» **DESCRIPTION OF THE TASK**
Copy out every line that contains "progress".

** START OF LISTED RECORDS **

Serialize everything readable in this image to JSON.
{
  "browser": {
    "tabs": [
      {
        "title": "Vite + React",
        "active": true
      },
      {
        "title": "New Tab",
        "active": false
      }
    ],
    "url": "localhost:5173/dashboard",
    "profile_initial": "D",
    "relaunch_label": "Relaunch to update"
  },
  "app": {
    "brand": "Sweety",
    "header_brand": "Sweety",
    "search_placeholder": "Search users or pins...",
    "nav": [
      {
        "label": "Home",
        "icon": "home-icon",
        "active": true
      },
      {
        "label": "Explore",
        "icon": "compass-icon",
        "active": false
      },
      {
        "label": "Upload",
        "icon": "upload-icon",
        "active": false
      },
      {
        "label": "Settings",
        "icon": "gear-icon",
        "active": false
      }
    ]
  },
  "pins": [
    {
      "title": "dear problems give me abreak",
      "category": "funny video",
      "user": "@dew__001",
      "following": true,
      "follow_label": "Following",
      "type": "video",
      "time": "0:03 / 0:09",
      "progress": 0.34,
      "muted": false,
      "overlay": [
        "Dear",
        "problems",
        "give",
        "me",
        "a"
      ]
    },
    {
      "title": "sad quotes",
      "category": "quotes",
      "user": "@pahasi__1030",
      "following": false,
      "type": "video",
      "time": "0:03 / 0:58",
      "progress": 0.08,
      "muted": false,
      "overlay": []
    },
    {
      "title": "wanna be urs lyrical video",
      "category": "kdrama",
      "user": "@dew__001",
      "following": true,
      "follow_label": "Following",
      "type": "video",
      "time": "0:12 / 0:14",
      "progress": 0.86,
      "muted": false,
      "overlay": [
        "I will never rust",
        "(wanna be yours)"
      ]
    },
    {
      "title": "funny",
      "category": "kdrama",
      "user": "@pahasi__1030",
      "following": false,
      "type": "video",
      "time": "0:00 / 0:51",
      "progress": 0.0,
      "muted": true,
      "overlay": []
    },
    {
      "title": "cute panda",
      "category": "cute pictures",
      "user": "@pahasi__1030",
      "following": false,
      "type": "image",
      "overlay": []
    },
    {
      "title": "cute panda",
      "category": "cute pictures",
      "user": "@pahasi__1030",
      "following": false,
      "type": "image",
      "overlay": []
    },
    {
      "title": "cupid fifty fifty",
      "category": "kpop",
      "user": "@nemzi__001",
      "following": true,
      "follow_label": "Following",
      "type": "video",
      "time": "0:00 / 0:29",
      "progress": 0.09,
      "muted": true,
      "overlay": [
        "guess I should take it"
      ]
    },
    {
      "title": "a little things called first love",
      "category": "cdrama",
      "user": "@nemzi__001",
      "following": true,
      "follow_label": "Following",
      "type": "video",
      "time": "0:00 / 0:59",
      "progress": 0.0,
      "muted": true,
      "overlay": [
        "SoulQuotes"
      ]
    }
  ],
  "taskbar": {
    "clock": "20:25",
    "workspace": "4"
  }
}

** END OF LISTED RECORDS **

» **SOLUTION TO THIS TASK**
      "progress": 0.34,
      "progress": 0.08,
      "progress": 0.86,
      "progress": 0.0,
      "progress": 0.09,
      "progress": 0.0,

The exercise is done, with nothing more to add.